WHAT YOU SHOULD DO →
Make an exact copy of the data below, leaving out every picture.

[Start of RECORDS TO USE]

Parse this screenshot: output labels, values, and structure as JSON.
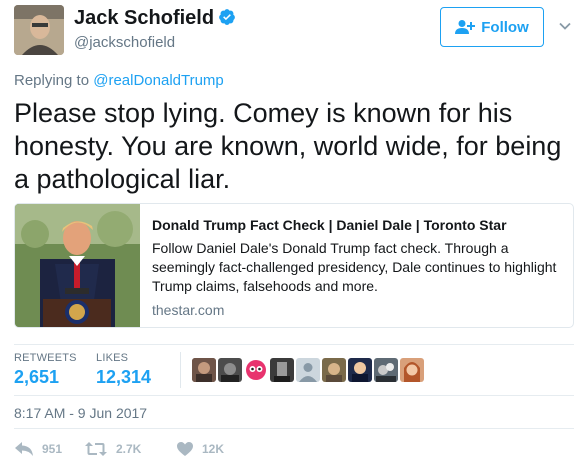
{
  "user": {
    "name": "Jack Schofield",
    "handle": "@jackschofield",
    "follow_label": "Follow"
  },
  "reply": {
    "prefix": "Replying to ",
    "target": "@realDonaldTrump"
  },
  "tweet": {
    "text": "Please stop lying. Comey is known for his honesty. You are known, world wide, for being a pathological liar."
  },
  "card": {
    "title": "Donald Trump Fact Check | Daniel Dale | Toronto Star",
    "description": "Follow Daniel Dale's Donald Trump fact check. Through a seemingly fact-challenged presidency, Dale continues to highlight Trump claims, falsehoods and more.",
    "domain": "thestar.com"
  },
  "stats": {
    "retweets_label": "RETWEETS",
    "retweets_value": "2,651",
    "likes_label": "LIKES",
    "likes_value": "12,314"
  },
  "timestamp": "8:17 AM - 9 Jun 2017",
  "actions": {
    "reply_count": "951",
    "retweet_count": "2.7K",
    "like_count": "12K"
  },
  "colors": {
    "accent": "#1da1f2",
    "muted": "#657786",
    "icon_gray": "#aab8c2"
  }
}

[End of RECORDS TO USE]

CORRECT OUTPUT →
Parse this screenshot: output labels, values, and structure as JSON.
{
  "user": {
    "name": "Jack Schofield",
    "handle": "@jackschofield",
    "follow_label": "Follow"
  },
  "reply": {
    "prefix": "Replying to ",
    "target": "@realDonaldTrump"
  },
  "tweet": {
    "text": "Please stop lying. Comey is known for his honesty. You are known, world wide, for being a pathological liar."
  },
  "card": {
    "title": "Donald Trump Fact Check | Daniel Dale | Toronto Star",
    "description": "Follow Daniel Dale's Donald Trump fact check. Through a seemingly fact-challenged presidency, Dale continues to highlight Trump claims, falsehoods and more.",
    "domain": "thestar.com"
  },
  "stats": {
    "retweets_label": "RETWEETS",
    "retweets_value": "2,651",
    "likes_label": "LIKES",
    "likes_value": "12,314"
  },
  "timestamp": "8:17 AM - 9 Jun 2017",
  "actions": {
    "reply_count": "951",
    "retweet_count": "2.7K",
    "like_count": "12K"
  },
  "colors": {
    "accent": "#1da1f2",
    "muted": "#657786",
    "icon_gray": "#aab8c2"
  }
}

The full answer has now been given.